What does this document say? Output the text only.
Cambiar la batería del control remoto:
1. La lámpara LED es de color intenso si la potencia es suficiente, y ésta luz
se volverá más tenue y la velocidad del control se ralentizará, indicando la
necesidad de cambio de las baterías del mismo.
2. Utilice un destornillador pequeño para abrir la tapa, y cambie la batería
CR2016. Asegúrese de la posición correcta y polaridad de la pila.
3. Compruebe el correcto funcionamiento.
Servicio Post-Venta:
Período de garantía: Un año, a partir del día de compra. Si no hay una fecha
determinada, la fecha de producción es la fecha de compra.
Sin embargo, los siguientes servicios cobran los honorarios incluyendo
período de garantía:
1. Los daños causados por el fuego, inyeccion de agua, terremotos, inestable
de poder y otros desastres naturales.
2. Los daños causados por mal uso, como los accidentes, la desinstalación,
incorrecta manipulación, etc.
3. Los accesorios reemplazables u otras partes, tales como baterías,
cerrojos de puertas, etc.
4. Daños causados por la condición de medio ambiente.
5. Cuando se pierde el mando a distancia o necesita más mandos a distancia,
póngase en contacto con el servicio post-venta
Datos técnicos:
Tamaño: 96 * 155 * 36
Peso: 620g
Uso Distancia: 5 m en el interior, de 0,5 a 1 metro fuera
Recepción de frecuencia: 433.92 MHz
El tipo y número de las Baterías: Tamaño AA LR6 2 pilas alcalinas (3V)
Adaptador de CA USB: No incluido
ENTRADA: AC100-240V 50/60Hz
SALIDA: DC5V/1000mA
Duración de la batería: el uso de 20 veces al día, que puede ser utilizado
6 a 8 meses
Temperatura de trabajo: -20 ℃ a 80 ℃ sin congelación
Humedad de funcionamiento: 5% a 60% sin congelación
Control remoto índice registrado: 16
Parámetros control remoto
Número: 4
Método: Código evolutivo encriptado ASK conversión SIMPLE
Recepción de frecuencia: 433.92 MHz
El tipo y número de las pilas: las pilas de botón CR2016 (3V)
________________________
EXERCISE GOAL:
Produce an exact copy of every entry above.

RESULT OF THE EXERCISE:
What does this document say? Output the text only.
Cambiar la batería del control remoto:
1. La lámpara LED es de color intenso si la potencia es suficiente, y ésta luz
se volverá más tenue y la velocidad del control se ralentizará, indicando la
necesidad de cambio de las baterías del mismo.
2. Utilice un destornillador pequeño para abrir la tapa, y cambie la batería
CR2016. Asegúrese de la posición correcta y polaridad de la pila.
3. Compruebe el correcto funcionamiento.
Servicio Post-Venta:
Período de garantía: Un año, a partir del día de compra. Si no hay una fecha
determinada, la fecha de producción es la fecha de compra.
Sin embargo, los siguientes servicios cobran los honorarios incluyendo
período de garantía:
1. Los daños causados por el fuego, inyeccion de agua, terremotos, inestable
de poder y otros desastres naturales.
2. Los daños causados por mal uso, como los accidentes, la desinstalación,
incorrecta manipulación, etc.
3. Los accesorios reemplazables u otras partes, tales como baterías,
cerrojos de puertas, etc.
4. Daños causados por la condición de medio ambiente.
5. Cuando se pierde el mando a distancia o necesita más mandos a distancia,
póngase en contacto con el servicio post-venta
Datos técnicos:
Tamaño: 96 * 155 * 36
Peso: 620g
Uso Distancia: 5 m en el interior, de 0,5 a 1 metro fuera
Recepción de frecuencia: 433.92 MHz
El tipo y número de las Baterías: Tamaño AA LR6 2 pilas alcalinas (3V)
Adaptador de CA USB: No incluido
ENTRADA: AC100-240V 50/60Hz
SALIDA: DC5V/1000mA
Duración de la batería: el uso de 20 veces al día, que puede ser utilizado
6 a 8 meses
Temperatura de trabajo: -20 ℃ a 80 ℃ sin congelación
Humedad de funcionamiento: 5% a 60% sin congelación
Control remoto índice registrado: 16
Parámetros control remoto
Número: 4
Método: Código evolutivo encriptado ASK conversión SIMPLE
Recepción de frecuencia: 433.92 MHz
El tipo y número de las pilas: las pilas de botón CR2016 (3V)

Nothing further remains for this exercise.